:: Task input ::
******
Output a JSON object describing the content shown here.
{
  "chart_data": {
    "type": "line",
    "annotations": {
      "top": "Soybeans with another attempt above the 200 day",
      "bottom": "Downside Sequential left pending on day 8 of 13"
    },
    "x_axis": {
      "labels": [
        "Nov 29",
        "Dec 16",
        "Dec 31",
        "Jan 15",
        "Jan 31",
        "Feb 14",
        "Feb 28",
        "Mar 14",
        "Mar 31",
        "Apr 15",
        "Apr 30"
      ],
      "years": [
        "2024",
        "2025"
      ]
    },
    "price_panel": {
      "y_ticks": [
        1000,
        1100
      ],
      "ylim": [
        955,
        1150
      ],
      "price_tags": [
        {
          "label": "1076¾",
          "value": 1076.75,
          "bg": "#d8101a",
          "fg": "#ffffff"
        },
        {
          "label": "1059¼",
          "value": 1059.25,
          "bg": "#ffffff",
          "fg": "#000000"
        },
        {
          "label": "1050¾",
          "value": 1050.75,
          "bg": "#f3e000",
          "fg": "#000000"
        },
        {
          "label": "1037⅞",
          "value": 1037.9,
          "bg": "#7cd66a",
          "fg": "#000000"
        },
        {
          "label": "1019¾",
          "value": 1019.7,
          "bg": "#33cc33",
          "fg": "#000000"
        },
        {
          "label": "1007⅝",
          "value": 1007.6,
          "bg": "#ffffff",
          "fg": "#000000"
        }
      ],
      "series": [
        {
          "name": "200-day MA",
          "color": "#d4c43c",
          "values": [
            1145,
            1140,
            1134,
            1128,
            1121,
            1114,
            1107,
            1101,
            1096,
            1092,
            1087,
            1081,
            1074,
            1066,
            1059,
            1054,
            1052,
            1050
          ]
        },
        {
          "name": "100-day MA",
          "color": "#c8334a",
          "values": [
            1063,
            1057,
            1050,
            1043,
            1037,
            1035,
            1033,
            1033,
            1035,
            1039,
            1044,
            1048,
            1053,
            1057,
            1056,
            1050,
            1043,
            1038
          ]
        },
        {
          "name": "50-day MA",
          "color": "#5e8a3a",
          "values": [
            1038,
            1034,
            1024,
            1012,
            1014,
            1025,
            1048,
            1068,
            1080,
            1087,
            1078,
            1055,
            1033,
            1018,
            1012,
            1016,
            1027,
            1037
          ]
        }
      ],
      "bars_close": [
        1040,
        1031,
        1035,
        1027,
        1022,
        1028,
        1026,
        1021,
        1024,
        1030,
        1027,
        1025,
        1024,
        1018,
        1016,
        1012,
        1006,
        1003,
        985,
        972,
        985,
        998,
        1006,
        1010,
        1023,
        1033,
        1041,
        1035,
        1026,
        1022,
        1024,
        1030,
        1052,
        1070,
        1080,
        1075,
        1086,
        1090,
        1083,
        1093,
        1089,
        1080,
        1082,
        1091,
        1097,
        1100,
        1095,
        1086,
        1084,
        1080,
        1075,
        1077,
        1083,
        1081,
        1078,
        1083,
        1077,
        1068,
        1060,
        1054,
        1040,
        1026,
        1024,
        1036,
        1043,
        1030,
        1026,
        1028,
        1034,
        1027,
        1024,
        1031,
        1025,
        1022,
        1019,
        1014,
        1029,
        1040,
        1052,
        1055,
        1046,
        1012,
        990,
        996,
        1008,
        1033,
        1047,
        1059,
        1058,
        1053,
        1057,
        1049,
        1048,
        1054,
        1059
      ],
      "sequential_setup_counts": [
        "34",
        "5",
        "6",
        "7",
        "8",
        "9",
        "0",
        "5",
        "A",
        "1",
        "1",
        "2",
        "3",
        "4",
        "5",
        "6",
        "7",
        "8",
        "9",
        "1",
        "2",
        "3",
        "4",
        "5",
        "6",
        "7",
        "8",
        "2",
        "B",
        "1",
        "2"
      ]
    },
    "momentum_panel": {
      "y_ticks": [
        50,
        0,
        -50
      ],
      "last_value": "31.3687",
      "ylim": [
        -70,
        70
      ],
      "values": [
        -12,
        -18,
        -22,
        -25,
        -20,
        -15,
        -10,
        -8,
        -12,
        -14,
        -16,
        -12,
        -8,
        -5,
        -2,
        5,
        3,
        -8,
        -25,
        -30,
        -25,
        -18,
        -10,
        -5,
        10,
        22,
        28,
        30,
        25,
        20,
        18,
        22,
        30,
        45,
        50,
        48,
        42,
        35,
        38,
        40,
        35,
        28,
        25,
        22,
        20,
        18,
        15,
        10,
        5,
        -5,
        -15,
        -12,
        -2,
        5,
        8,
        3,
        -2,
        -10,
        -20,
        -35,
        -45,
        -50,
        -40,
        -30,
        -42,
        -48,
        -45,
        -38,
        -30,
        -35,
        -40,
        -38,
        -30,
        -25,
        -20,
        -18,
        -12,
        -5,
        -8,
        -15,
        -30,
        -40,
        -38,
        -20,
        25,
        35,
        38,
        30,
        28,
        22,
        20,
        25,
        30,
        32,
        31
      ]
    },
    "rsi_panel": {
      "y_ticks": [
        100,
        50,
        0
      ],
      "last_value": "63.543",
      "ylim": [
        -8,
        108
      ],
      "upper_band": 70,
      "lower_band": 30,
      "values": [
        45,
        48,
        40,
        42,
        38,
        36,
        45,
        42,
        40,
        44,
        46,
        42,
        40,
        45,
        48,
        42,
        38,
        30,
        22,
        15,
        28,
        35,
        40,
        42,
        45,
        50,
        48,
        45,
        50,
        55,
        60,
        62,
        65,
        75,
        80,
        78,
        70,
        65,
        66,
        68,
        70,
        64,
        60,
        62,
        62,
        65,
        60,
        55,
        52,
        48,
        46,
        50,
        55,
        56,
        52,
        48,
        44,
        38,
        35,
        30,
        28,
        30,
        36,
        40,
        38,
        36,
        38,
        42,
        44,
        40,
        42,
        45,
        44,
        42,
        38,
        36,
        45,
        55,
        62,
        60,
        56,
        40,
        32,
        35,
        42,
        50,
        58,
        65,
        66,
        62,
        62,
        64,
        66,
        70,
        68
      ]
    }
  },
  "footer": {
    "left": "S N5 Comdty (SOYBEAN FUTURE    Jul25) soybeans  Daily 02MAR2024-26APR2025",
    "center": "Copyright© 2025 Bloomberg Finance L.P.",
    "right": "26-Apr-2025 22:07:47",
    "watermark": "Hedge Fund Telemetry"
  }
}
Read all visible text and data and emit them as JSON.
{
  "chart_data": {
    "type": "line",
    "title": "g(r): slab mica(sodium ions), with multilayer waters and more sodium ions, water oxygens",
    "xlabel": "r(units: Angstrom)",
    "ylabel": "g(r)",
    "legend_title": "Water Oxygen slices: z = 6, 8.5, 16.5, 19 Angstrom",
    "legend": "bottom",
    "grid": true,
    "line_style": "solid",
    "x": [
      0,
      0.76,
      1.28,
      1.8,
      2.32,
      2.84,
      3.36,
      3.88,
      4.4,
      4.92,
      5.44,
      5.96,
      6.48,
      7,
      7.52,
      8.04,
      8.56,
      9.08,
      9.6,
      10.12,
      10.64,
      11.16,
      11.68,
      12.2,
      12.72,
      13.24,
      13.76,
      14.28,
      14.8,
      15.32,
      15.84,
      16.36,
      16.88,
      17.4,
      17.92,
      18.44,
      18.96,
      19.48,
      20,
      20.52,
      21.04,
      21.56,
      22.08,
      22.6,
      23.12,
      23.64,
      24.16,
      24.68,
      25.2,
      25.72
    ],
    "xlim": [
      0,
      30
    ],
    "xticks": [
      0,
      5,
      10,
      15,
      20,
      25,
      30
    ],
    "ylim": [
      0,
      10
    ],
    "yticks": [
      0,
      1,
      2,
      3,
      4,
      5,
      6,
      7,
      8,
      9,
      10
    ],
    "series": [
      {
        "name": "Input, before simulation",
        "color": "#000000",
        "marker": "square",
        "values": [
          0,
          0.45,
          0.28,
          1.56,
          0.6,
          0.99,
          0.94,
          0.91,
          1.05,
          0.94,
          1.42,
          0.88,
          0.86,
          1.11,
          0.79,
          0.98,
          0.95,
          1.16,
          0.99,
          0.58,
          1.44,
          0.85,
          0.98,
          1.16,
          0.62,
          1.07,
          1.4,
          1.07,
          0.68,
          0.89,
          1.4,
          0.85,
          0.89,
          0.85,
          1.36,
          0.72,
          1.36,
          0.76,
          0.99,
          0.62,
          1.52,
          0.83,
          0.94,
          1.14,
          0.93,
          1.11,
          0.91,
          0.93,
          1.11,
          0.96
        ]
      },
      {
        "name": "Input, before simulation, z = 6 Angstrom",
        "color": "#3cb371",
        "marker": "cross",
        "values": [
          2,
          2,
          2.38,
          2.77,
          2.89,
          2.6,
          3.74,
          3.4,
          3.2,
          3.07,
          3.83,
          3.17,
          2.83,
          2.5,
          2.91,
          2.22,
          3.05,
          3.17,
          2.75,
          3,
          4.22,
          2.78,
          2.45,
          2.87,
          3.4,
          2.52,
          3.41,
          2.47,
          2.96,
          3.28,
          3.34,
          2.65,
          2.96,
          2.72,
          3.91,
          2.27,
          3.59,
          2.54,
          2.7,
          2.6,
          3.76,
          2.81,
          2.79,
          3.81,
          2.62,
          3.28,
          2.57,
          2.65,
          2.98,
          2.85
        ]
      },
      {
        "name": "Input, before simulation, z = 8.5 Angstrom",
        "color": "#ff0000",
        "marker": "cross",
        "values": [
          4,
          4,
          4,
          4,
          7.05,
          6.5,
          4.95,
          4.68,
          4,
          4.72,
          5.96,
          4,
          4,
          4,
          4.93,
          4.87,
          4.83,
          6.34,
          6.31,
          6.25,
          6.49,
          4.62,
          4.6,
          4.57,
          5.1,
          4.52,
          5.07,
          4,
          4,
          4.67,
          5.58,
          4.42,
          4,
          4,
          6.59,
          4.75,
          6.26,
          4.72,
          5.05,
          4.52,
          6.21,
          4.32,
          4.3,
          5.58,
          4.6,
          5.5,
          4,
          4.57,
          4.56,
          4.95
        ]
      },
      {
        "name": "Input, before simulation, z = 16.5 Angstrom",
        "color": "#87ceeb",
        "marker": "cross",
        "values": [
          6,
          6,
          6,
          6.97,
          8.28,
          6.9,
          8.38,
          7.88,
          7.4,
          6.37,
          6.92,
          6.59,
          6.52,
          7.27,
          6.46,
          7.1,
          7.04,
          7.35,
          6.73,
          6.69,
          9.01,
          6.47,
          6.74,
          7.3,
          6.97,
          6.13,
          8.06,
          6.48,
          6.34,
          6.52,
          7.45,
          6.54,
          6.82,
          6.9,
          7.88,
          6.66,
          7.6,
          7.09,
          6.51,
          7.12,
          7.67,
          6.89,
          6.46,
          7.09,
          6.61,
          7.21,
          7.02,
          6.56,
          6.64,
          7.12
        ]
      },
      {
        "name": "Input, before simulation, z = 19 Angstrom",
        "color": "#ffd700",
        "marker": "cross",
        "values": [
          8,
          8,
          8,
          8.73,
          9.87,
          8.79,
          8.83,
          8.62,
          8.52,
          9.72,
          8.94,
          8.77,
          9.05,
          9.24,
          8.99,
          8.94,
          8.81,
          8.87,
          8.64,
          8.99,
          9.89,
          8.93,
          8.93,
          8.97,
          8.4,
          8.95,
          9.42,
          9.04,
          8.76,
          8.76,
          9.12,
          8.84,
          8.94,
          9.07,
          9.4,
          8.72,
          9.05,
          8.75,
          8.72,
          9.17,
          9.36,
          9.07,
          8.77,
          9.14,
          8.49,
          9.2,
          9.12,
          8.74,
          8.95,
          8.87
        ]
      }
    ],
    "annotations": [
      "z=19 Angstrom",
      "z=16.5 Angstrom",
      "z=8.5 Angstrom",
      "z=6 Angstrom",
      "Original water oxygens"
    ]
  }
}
******
:: Problem statement ::
Pull out every line above that holds the word "simulation".

:: The result ::
        "name": "Input, before simulation",
        "name": "Input, before simulation, z = 6 Angstrom",
        "name": "Input, before simulation, z = 8.5 Angstrom",
        "name": "Input, before simulation, z = 16.5 Angstrom",
        "name": "Input, before simulation, z = 19 Angstrom",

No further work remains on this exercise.